[[ PASSAGE SHOWN open ]]
To determine the number of features required for accurate classifier, we adopted an incremental feature selection (IFS) method (Wang S. et al., 2017; Zhang Y. H. et al., 2017; Chen et al., 2018b, c; Li et al., 2018a). First, 500 different feature sets F1,F2F500 were constructed. In these feature sets, feature set Fi = [f1,f2fi] included the top i features of f in Eq. (2). As explained above, features with a smaller index were more important, and features with a larger index were less important. These less important genes were more likely to introduce noise in the classifier and, therefore, decrease the performance of the classifier. Therefore, we needed to find the balance between signal (important features with small index) and noise (unimportant features with large index). For each feature set Fi, a support vector machine (SVM) classifier was built based on these top i features, and their performance was evaluated with leave-one-out cross validation (LOOCV). An svm classifier can predict whether a cell was TIL based on its expression levels of the top i features/genes. Using the number of features as x-axis and their LOOCV accuracy as y-axis, an IFS curve can be plotted. The accuracy was the number of correctly predicted samples over the number of total samples. Based on the peak of IFS curve, the optimal number of gene features can be determined.

In this study, the SVM classifier was built using the R function svm from package e1017.1 The default parameters of R function svm were used to train the SVM models.

Results

The Relative Importance of Genes for CD8+ T Cells

As we described in the methods, the Monte Carlo feature selection method was adopted to analyze the gene expression profiles of 36 TIL samples and 32 NTIL samples. The goal was to identify the discriminative genes between TIL samples and NTIL samples. The 23,366 genes were ranked based on their relative importance calculated by the Monte Carlo feature selection algorithms.

The relative importance value reflected how well and how often this gene can be used to classify the TIL samples and NTIL samples in the resampling feature subsets on the decision trees. Since relative importance value integrates the information of many decision trees, it is a robust measurement that will not be easily influenced by noise. The genes can be ranked based on their relative importance values.
[[ PASSAGE SHOWN closed ]]
[[ SOURCE INFORMATION open ]]
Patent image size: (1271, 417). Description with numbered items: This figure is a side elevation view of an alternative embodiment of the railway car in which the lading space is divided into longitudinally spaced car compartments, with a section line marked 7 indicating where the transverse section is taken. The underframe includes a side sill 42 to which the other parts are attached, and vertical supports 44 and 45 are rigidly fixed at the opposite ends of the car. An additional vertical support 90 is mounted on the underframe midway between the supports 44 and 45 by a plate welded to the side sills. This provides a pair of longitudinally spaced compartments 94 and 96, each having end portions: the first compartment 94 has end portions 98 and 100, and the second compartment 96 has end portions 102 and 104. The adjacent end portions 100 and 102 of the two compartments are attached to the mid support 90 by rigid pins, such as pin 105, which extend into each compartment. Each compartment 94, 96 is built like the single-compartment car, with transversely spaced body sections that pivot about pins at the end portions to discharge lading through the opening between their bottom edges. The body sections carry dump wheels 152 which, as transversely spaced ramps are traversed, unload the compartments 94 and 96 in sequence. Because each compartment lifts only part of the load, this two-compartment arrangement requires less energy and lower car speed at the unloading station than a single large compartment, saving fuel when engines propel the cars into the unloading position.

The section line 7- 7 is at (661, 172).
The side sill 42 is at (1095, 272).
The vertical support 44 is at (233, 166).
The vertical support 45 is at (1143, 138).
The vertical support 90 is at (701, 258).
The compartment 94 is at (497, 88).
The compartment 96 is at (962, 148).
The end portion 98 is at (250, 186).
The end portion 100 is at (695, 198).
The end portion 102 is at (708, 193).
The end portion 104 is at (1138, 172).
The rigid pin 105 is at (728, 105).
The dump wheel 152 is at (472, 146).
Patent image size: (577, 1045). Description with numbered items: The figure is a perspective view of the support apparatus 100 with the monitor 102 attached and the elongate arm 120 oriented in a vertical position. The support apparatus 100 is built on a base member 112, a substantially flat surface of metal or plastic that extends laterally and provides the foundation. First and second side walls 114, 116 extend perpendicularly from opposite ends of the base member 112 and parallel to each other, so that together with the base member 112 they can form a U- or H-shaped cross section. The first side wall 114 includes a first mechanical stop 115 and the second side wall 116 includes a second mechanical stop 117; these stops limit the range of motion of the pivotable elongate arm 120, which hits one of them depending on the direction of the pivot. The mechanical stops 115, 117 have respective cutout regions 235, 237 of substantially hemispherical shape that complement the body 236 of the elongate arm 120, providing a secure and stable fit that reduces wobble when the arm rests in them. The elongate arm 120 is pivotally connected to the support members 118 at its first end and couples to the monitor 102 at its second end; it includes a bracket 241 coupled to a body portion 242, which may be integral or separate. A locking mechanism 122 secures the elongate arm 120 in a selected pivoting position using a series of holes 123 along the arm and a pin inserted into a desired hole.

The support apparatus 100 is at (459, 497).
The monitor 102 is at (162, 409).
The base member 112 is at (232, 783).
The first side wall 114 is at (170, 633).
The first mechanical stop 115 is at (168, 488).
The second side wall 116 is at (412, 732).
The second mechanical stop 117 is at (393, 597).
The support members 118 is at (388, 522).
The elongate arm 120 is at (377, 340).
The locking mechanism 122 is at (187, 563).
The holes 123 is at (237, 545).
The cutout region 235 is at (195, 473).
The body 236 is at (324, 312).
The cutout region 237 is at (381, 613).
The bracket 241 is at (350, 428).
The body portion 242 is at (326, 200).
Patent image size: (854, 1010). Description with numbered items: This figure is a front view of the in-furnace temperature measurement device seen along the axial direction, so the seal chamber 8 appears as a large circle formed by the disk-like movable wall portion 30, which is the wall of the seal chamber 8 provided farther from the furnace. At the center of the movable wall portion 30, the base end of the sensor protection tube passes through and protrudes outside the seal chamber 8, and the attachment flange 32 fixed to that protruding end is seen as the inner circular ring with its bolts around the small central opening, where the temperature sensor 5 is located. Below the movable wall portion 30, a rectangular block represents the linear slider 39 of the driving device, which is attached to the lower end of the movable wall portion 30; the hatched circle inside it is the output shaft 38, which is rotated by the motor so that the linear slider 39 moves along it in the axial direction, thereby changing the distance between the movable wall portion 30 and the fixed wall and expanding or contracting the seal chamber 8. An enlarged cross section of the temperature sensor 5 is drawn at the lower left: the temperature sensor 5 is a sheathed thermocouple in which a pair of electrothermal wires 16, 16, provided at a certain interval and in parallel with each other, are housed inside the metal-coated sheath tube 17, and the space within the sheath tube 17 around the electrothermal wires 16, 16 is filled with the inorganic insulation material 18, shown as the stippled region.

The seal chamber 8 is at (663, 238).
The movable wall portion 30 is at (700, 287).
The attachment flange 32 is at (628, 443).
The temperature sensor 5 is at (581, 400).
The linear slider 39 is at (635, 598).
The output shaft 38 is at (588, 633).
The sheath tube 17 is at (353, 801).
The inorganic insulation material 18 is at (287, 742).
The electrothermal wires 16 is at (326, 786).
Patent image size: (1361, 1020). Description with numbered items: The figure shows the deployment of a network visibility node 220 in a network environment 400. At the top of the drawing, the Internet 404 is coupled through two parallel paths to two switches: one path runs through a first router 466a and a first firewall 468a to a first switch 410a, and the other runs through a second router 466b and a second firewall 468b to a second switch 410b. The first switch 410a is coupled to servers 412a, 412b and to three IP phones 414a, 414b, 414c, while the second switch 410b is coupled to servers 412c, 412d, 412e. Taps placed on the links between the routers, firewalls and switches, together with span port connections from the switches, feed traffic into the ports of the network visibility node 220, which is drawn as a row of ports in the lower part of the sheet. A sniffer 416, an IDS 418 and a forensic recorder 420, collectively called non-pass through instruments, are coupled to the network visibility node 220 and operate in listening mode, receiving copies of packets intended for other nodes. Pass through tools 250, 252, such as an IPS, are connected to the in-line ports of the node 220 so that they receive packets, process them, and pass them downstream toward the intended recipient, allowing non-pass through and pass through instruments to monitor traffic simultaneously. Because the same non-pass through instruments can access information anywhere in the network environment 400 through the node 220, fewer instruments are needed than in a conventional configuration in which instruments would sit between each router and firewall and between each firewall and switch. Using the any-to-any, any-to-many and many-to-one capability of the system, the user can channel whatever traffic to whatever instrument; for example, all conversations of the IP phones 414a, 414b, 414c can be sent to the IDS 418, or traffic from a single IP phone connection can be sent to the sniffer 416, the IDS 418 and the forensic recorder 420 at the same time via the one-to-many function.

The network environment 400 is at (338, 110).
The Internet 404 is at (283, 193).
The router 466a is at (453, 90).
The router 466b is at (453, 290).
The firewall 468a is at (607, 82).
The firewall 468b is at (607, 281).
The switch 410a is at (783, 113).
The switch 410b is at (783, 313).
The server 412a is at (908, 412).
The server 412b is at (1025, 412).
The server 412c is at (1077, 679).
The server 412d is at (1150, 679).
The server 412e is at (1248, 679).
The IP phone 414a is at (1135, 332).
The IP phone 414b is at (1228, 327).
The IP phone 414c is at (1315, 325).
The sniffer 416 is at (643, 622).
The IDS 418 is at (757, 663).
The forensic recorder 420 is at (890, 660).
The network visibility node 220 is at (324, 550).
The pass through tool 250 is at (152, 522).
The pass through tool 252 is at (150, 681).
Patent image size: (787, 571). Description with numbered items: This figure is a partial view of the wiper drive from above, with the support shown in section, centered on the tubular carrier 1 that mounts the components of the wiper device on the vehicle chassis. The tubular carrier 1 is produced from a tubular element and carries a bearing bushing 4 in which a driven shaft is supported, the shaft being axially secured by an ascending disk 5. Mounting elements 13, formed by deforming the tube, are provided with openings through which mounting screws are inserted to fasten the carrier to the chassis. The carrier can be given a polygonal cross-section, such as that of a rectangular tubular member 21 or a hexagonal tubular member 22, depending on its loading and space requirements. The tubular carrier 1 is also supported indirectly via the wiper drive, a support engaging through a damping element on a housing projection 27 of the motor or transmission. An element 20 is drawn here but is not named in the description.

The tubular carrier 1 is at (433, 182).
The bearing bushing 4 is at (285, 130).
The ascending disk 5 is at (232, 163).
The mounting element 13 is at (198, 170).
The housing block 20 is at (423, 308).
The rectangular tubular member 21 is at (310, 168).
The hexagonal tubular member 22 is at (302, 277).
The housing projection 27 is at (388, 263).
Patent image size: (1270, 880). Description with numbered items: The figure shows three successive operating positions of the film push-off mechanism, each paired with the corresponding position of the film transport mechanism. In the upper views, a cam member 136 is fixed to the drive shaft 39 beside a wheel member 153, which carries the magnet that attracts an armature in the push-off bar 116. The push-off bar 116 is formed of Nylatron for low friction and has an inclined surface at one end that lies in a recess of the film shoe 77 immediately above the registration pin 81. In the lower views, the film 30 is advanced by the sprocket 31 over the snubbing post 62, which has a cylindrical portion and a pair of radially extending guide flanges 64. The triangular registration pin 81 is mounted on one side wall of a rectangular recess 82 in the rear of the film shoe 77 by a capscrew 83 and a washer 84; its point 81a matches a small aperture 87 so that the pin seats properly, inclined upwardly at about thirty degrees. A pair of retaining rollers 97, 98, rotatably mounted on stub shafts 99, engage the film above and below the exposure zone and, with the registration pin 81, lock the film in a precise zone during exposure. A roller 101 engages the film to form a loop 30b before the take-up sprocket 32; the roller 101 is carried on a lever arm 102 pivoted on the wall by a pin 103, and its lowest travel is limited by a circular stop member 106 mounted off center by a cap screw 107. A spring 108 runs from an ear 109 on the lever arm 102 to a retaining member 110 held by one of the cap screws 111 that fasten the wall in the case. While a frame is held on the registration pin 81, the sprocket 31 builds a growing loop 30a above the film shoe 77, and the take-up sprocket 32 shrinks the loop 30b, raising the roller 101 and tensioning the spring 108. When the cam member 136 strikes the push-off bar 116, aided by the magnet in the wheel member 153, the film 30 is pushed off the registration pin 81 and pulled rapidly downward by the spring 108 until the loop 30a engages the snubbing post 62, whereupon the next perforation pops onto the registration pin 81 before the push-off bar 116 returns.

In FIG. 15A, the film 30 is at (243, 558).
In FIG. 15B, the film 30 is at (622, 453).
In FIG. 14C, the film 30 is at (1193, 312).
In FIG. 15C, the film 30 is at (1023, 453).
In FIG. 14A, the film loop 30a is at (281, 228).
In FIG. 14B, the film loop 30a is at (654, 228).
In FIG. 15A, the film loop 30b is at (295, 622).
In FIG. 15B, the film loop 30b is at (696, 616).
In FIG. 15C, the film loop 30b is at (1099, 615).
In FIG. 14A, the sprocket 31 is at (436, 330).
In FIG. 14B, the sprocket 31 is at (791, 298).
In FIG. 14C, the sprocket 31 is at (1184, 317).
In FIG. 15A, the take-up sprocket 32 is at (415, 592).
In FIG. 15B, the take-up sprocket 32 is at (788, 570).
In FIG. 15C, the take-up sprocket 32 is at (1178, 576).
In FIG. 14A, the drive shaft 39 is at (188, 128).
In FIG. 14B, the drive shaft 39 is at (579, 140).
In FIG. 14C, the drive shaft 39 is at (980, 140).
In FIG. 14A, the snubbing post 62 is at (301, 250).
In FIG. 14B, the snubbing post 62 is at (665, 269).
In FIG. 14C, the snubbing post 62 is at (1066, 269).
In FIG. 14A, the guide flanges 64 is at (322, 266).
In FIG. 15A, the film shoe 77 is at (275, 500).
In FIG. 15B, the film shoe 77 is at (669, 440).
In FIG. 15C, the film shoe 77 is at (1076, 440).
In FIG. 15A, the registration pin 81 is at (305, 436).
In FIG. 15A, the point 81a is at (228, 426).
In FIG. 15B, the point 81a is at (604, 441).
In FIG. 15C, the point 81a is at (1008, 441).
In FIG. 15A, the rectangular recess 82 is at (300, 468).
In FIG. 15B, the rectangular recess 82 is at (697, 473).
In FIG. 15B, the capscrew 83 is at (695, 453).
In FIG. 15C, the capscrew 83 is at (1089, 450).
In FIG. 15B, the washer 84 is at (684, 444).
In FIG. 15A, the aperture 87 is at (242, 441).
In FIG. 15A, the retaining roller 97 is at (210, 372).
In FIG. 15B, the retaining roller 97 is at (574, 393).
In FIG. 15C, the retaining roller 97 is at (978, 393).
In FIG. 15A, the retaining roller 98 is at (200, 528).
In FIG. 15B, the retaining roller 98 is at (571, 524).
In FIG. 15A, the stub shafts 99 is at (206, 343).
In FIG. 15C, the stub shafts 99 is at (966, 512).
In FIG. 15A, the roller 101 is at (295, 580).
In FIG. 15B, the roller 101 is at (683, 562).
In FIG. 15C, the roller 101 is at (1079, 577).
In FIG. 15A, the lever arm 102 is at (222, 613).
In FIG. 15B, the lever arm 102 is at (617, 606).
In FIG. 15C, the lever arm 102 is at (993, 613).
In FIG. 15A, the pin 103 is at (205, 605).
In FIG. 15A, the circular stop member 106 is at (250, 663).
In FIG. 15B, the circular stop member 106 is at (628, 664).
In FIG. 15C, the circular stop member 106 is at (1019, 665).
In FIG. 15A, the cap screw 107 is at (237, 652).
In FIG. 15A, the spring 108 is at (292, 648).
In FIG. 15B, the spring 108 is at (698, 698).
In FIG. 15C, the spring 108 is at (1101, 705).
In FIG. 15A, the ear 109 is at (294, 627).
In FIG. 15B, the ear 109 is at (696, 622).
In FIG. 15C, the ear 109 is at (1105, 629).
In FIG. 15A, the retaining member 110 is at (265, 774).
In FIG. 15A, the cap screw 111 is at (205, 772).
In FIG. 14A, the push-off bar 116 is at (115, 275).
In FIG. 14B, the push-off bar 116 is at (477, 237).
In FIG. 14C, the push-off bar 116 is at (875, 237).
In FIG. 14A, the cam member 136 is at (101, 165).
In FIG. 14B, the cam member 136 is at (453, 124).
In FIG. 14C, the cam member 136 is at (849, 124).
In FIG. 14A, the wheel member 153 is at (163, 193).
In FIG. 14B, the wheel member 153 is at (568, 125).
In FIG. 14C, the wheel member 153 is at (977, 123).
[[ SOURCE INFORMATION closed ]]
▸ TASK TO CARRY OUT
Take the passage on selecting gene features for classifying CD8+ T cells further, starting right after its final sentence. This data has no connection to the text.

▸ RESULT FOR THIS TASK
If a gene is important, it will rank at the top. All 23,366 genes were ranked, but only the top 500 genes were further analyzed for biomarker identification.

The Key Genes and Pathways of CD8+ T Cells

After the genes were ranked based on their relative importance by the Monte Carlo feature selection, we applied the IFS method to further optimize the final key gene set that pertains to CD8+ T cells. We constructed 500 gene sets in which each gene sets included top i genes in the ranked gene list. Based on the number of genes and their prediction accuracy, we plotted the IFS curve in Figure 1. It can be seen that with the top 20 genes, the LOOCV accuracy was the highest, 0.971. Therefore, these 20 genes were considered as the key gene set of CD8+ T cells, and they are listed in Table 1. Even with the top two genes, SLCO3A1 and PXN, the accuracy was 0.882. Since there was no similar CD8+ T cell dataset, we searched these two genes against the CellMarker database (Zhang et al., 2018a). This curated database has 13,605 cell markers of 467 cell types among 158 human tissue types, and 9,148 cell markers of 389 cell types among 81 mouse tissue types. Based on the CellMarker database, SLCO3A1 was a marker for the natural killer T (NKT) cell; PXN was a cell marker for natural killer, CD4+ cytotoxic T cell, and effector CD8+ memory T (Tem) cell. All 20 genes were included in the 1,403 differentially expressed genes as identified by Ganesan et al. (2017).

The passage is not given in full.